(Items from a dataset)
───
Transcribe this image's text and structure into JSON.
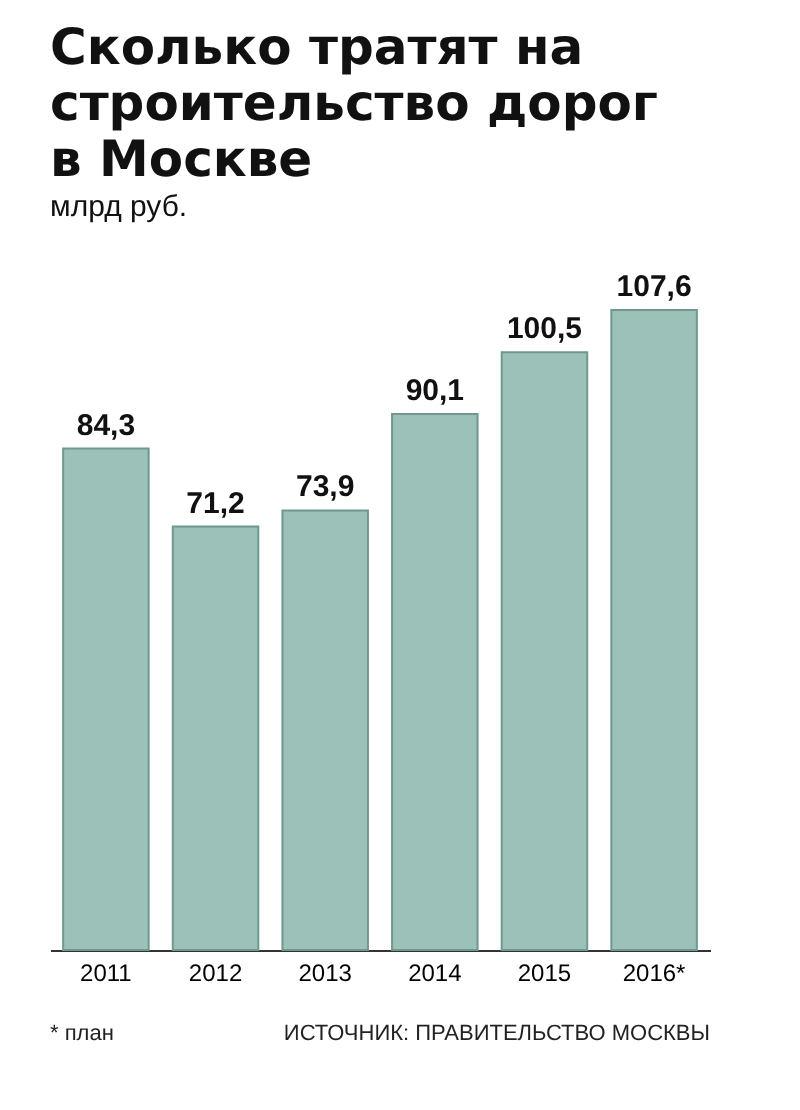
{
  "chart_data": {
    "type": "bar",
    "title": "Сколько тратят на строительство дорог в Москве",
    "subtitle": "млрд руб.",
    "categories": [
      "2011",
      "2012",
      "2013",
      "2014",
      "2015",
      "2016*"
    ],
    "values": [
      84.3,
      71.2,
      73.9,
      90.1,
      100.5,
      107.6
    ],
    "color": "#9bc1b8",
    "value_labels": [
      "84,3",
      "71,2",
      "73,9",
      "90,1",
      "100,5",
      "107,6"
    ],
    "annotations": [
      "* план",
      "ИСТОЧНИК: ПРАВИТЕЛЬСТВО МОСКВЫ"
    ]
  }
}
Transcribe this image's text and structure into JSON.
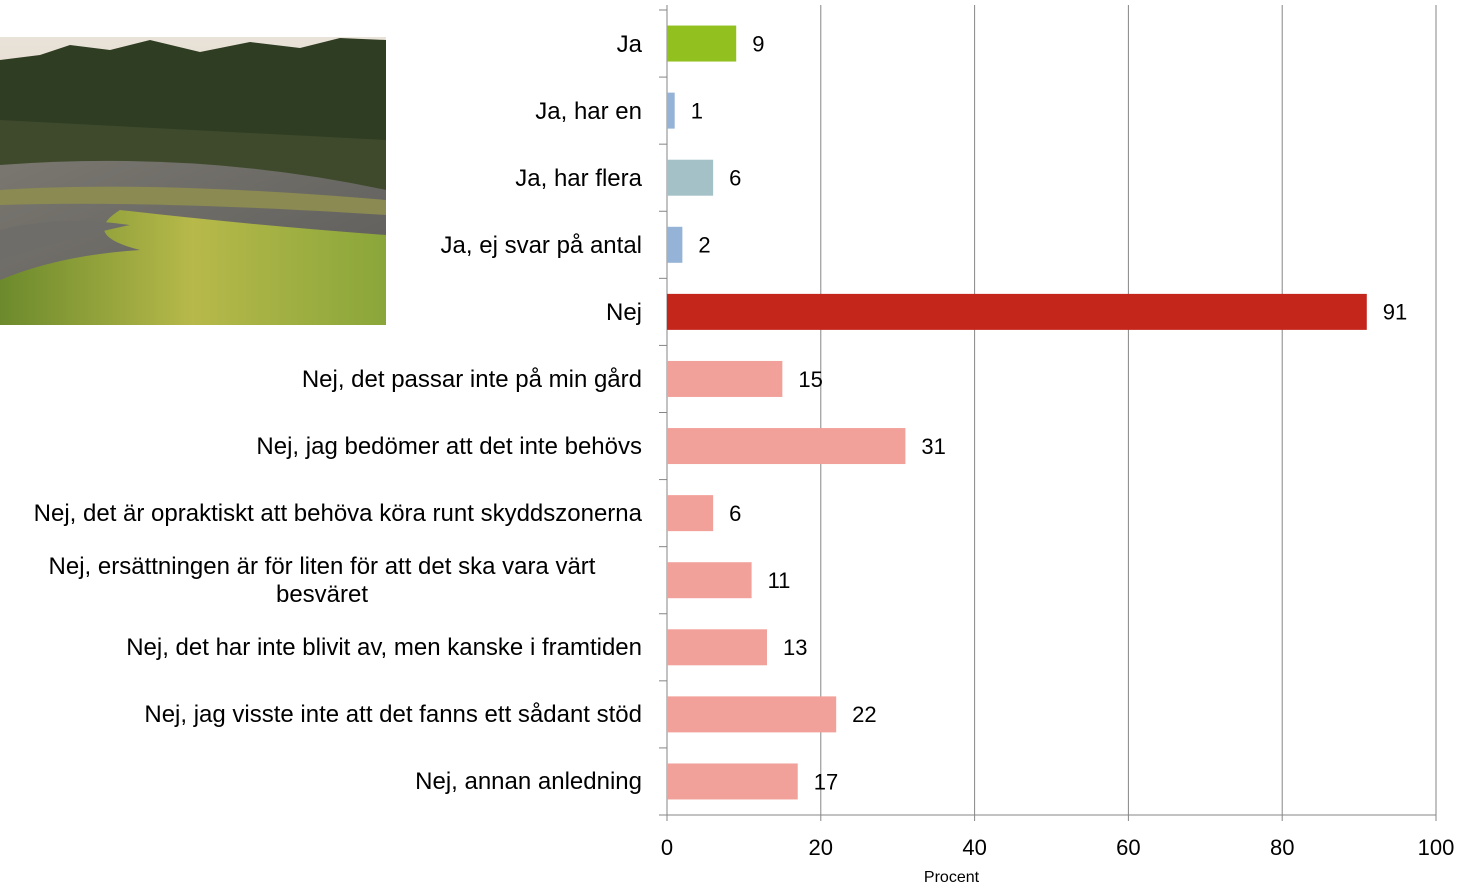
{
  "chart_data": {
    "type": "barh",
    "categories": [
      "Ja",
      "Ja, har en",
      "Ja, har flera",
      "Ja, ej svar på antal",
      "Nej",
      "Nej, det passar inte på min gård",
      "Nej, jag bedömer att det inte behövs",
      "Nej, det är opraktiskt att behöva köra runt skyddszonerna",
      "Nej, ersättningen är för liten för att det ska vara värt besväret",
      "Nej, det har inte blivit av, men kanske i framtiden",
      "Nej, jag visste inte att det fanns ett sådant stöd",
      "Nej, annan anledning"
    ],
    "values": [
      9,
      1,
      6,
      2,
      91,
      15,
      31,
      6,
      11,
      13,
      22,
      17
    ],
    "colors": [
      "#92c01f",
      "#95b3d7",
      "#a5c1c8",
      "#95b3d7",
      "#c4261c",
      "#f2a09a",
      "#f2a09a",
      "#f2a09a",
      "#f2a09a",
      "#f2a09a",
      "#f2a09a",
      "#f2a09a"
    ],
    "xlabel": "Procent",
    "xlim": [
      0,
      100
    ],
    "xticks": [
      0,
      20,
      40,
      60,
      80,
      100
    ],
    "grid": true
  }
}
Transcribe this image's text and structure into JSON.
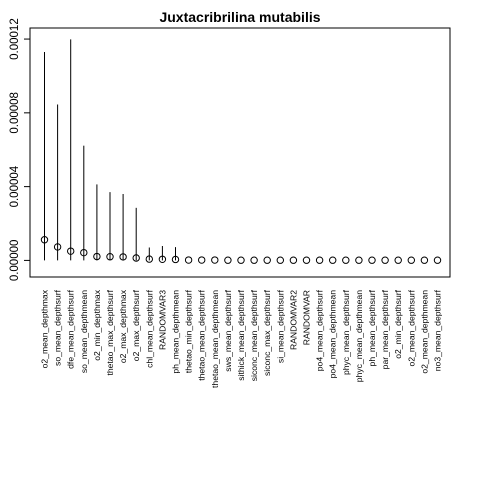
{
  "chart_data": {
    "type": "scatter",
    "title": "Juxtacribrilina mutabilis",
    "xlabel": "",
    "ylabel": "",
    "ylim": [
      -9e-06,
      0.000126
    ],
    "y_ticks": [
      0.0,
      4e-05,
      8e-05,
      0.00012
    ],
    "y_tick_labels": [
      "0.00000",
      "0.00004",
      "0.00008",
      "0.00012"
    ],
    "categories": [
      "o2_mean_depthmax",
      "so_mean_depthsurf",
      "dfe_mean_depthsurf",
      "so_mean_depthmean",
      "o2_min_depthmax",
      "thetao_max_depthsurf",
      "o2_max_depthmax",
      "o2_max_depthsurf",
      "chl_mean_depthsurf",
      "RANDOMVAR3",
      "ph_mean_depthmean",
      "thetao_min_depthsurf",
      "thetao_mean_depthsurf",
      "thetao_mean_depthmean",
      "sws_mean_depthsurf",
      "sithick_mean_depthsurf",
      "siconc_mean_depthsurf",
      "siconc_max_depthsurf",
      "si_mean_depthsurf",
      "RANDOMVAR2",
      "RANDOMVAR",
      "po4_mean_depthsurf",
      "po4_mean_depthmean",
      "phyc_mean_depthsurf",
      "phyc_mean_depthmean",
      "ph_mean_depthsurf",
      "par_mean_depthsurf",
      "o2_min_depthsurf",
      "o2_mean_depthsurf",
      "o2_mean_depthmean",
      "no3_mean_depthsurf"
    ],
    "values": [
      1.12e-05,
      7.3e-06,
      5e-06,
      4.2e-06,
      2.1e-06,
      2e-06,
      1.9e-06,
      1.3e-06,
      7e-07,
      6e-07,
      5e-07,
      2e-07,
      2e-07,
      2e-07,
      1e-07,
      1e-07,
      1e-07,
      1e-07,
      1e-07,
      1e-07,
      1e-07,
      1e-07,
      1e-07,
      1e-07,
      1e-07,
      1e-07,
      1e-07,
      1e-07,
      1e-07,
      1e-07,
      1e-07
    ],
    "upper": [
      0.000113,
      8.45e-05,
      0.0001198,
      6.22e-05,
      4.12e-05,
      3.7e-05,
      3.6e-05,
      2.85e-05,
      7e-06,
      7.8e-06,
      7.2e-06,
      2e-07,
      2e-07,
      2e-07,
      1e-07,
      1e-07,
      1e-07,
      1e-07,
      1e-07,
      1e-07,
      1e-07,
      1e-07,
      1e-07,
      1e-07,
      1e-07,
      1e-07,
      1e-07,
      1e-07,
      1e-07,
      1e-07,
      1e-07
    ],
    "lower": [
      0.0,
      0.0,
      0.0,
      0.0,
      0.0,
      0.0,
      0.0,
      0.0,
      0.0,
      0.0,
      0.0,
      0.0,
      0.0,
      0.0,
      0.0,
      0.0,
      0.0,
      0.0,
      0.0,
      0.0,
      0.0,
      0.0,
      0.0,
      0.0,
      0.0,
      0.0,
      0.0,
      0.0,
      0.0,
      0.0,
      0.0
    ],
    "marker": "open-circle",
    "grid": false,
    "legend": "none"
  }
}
───
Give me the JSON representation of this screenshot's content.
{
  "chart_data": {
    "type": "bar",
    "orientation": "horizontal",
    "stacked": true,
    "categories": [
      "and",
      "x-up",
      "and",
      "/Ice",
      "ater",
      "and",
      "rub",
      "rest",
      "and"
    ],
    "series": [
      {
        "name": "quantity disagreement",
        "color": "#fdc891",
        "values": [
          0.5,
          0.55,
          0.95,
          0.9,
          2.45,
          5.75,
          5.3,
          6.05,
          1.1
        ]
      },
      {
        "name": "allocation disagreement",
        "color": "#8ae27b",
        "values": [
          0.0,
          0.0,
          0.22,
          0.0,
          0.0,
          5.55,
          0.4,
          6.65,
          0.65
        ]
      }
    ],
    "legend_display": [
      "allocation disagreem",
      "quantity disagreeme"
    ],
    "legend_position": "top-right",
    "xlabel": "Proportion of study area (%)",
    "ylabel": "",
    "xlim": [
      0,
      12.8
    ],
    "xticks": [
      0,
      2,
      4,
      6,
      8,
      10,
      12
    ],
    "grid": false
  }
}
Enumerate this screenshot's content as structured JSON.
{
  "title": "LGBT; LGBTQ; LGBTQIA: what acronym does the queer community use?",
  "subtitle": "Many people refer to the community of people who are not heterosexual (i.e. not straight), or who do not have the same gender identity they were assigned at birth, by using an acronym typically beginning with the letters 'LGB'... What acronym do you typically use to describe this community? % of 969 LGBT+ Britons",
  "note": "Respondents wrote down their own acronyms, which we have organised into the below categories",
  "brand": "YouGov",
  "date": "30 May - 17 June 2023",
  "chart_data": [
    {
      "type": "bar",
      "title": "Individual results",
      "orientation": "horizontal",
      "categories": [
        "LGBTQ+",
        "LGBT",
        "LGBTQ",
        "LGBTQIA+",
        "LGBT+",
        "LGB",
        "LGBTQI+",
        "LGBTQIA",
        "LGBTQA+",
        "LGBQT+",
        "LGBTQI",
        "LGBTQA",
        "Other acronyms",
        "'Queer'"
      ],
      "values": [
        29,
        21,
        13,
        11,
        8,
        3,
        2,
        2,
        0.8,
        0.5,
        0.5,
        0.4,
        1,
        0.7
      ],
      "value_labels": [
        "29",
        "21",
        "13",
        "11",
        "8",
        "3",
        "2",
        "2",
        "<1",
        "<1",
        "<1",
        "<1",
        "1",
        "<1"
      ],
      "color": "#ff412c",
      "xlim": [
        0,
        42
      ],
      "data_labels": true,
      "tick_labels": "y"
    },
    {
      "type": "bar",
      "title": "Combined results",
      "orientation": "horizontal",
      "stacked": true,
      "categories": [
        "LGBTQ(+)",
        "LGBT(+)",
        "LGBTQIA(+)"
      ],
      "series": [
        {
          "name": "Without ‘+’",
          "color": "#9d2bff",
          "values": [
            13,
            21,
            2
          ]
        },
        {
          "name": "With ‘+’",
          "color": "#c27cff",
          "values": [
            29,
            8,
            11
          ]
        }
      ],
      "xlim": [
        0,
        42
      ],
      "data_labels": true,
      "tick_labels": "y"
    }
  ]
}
───
» Task objective:
Report each line in the preceding entries that holds the string "disagreement".

» Task solution:
        "name": "quantity disagreement",
        "name": "allocation disagreement",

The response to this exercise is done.